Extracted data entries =
■ ■ ■ ■
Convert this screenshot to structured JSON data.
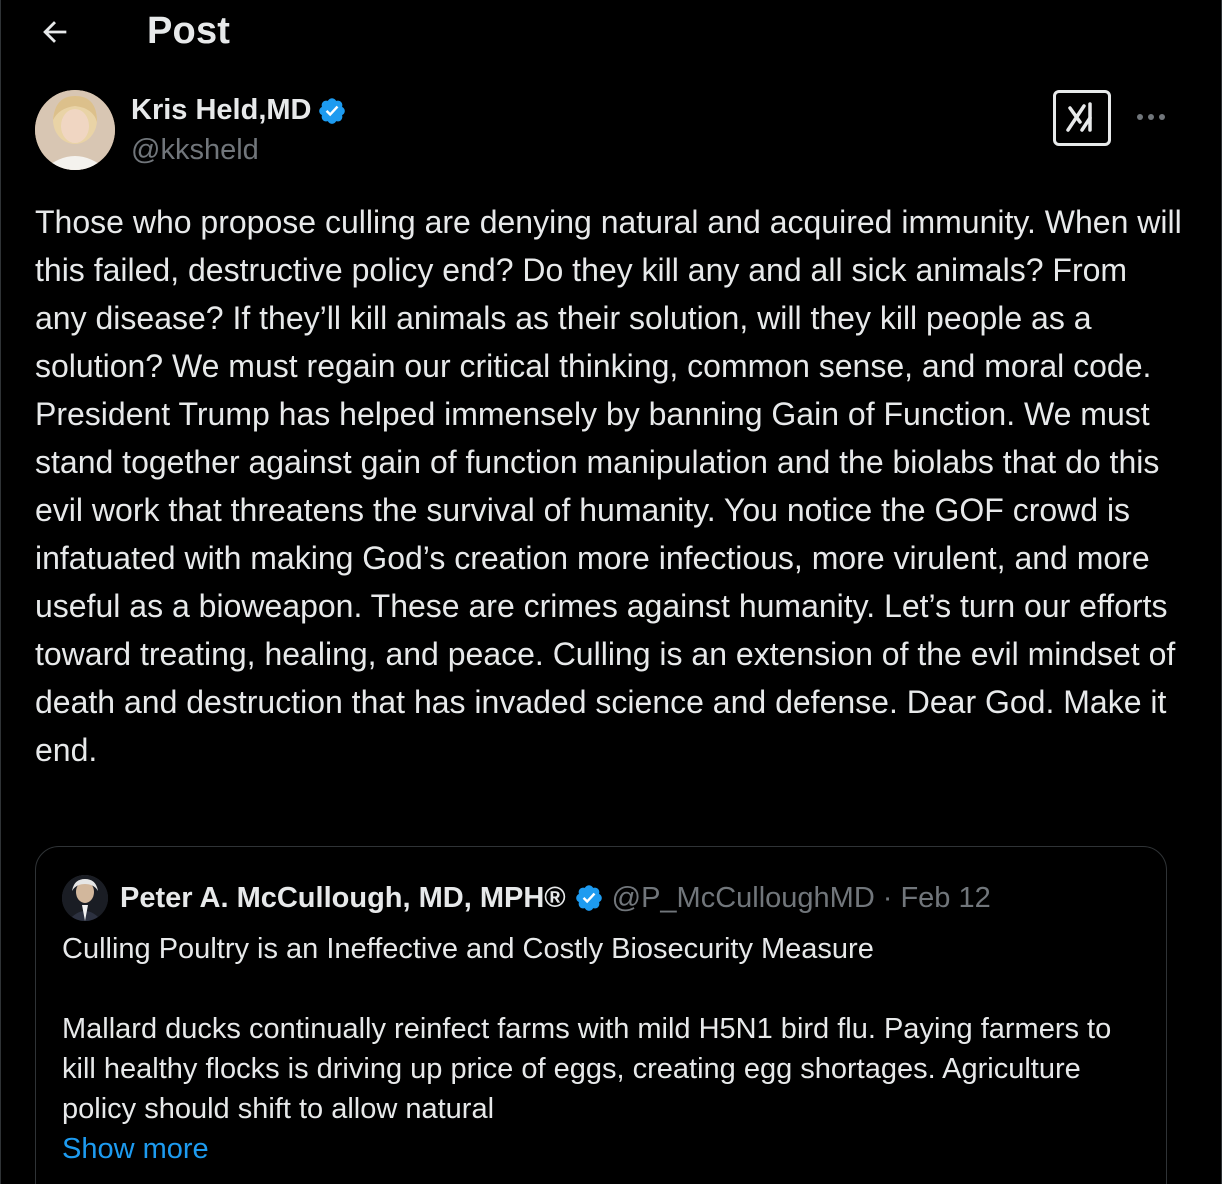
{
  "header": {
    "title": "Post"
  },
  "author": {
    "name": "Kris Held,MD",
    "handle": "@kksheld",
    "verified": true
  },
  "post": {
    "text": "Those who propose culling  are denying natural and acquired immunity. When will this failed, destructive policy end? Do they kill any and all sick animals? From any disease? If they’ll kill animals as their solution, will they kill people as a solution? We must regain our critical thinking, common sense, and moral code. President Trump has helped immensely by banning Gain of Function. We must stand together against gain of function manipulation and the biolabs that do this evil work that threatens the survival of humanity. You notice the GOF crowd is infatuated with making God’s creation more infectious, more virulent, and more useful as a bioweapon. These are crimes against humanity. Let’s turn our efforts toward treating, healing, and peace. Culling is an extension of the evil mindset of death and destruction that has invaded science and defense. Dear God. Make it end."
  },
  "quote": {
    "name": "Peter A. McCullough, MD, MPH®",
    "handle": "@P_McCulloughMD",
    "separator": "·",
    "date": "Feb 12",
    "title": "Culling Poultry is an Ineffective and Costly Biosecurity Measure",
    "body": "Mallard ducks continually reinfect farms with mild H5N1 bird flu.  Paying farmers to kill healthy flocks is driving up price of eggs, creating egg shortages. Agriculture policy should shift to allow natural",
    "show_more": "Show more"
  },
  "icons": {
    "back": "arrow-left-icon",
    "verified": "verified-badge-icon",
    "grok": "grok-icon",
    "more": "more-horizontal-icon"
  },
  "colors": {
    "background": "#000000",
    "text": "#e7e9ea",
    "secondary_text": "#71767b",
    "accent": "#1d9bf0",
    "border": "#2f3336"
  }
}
■ ■ ■ ■
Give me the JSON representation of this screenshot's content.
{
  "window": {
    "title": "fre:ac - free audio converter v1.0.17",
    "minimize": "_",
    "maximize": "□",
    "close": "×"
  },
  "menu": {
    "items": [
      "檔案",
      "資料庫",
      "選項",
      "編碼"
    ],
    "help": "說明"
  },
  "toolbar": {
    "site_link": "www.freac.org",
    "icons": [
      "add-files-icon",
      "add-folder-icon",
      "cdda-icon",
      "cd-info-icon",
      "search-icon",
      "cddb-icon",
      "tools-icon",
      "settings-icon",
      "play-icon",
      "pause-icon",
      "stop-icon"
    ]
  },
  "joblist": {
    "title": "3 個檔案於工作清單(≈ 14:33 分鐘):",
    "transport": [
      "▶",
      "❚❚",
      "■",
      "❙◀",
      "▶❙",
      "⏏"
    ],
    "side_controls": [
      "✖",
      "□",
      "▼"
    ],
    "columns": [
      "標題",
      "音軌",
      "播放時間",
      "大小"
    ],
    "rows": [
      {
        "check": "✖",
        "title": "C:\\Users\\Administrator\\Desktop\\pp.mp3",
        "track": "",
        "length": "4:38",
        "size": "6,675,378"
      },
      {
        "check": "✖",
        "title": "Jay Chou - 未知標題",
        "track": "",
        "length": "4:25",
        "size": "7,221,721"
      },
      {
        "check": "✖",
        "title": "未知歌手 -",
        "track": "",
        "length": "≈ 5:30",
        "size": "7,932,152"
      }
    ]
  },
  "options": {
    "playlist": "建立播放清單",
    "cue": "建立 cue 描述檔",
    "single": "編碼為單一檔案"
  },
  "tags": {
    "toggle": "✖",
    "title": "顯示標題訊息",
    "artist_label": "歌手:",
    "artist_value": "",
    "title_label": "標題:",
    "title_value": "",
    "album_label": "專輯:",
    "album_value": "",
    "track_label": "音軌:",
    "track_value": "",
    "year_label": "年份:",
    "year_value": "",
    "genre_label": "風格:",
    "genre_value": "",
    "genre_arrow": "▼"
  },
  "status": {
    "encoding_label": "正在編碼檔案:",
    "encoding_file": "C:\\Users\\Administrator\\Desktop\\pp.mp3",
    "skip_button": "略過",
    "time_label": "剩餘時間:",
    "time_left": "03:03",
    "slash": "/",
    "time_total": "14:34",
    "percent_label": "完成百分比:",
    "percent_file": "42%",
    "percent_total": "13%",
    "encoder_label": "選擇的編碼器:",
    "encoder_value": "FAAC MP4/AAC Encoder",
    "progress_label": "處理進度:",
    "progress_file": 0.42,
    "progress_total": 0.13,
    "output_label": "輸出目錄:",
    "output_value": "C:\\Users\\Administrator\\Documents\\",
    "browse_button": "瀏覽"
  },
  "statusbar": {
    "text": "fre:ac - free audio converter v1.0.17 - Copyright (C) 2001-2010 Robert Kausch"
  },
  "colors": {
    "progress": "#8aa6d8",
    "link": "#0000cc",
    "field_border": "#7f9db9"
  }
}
■ ■ ■ ■
PROBLEM STATEMENT = Scan the data above; copy every line where "name" appears.

FINISHED EXERCISE =
    "name": "Kris Held,MD",
    "name": "Peter A. McCullough, MD, MPH®",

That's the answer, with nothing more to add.